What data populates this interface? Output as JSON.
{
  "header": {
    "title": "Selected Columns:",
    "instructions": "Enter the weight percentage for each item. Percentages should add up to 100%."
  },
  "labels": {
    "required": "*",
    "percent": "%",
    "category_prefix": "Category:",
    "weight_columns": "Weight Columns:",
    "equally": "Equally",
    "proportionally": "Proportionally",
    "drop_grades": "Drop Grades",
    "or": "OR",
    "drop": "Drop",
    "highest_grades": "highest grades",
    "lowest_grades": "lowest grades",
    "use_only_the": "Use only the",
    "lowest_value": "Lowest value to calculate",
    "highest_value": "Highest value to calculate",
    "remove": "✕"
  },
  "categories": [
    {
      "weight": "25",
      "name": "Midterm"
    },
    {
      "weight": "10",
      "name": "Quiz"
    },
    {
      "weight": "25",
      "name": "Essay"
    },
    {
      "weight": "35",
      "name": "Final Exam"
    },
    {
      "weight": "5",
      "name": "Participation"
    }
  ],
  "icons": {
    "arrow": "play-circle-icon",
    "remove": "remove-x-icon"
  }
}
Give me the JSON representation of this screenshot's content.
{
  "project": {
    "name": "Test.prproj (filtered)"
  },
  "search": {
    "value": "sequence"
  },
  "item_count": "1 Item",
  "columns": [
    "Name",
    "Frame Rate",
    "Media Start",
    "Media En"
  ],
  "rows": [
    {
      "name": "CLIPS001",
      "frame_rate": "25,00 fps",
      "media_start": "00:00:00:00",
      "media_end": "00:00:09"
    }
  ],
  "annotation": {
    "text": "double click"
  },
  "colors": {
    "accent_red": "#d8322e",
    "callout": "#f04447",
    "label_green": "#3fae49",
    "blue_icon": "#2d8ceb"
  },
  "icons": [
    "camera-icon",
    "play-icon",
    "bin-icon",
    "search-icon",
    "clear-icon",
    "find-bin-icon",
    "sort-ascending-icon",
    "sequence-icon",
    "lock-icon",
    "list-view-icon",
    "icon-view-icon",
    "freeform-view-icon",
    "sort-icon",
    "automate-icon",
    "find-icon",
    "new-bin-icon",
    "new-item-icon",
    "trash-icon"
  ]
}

* Task instructions
Look over the listing above. Pick out and copy every line that includes "view".

* Exercise result
    "list-view-icon",
    "icon-view-icon",
    "freeform-view-icon",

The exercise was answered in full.